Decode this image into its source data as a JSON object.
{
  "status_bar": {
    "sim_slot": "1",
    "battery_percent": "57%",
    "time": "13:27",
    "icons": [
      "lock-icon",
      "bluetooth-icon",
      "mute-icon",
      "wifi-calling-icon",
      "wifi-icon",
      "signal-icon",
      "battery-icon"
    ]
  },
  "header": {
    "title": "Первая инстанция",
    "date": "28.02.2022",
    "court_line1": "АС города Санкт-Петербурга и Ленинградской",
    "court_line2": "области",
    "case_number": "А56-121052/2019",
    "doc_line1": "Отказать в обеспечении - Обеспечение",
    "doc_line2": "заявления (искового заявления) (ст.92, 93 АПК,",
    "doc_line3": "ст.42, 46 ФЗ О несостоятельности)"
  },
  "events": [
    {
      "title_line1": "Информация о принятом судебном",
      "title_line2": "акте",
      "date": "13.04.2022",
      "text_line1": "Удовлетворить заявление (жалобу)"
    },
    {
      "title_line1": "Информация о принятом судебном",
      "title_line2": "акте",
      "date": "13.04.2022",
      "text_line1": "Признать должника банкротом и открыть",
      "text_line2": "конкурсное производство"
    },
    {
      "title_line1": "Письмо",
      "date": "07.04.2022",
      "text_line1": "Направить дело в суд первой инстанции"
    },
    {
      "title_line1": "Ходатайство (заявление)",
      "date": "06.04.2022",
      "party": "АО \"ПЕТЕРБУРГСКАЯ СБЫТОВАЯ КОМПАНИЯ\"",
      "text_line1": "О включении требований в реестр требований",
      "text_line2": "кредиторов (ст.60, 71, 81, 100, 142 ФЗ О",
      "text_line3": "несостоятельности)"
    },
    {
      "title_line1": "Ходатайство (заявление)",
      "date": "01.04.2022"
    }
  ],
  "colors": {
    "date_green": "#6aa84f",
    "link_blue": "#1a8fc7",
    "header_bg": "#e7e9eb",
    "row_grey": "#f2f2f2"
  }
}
##############################
PROBLEM: Using the data above, return each line exactly as written.

COMPLETE RESPONSE:
Decode this image into its source data as a JSON object.
{
  "status_bar": {
    "sim_slot": "1",
    "battery_percent": "57%",
    "time": "13:27",
    "icons": [
      "lock-icon",
      "bluetooth-icon",
      "mute-icon",
      "wifi-calling-icon",
      "wifi-icon",
      "signal-icon",
      "battery-icon"
    ]
  },
  "header": {
    "title": "Первая инстанция",
    "date": "28.02.2022",
    "court_line1": "АС города Санкт-Петербурга и Ленинградской",
    "court_line2": "области",
    "case_number": "А56-121052/2019",
    "doc_line1": "Отказать в обеспечении - Обеспечение",
    "doc_line2": "заявления (искового заявления) (ст.92, 93 АПК,",
    "doc_line3": "ст.42, 46 ФЗ О несостоятельности)"
  },
  "events": [
    {
      "title_line1": "Информация о принятом судебном",
      "title_line2": "акте",
      "date": "13.04.2022",
      "text_line1": "Удовлетворить заявление (жалобу)"
    },
    {
      "title_line1": "Информация о принятом судебном",
      "title_line2": "акте",
      "date": "13.04.2022",
      "text_line1": "Признать должника банкротом и открыть",
      "text_line2": "конкурсное производство"
    },
    {
      "title_line1": "Письмо",
      "date": "07.04.2022",
      "text_line1": "Направить дело в суд первой инстанции"
    },
    {
      "title_line1": "Ходатайство (заявление)",
      "date": "06.04.2022",
      "party": "АО \"ПЕТЕРБУРГСКАЯ СБЫТОВАЯ КОМПАНИЯ\"",
      "text_line1": "О включении требований в реестр требований",
      "text_line2": "кредиторов (ст.60, 71, 81, 100, 142 ФЗ О",
      "text_line3": "несостоятельности)"
    },
    {
      "title_line1": "Ходатайство (заявление)",
      "date": "01.04.2022"
    }
  ],
  "colors": {
    "date_green": "#6aa84f",
    "link_blue": "#1a8fc7",
    "header_bg": "#e7e9eb",
    "row_grey": "#f2f2f2"
  }
}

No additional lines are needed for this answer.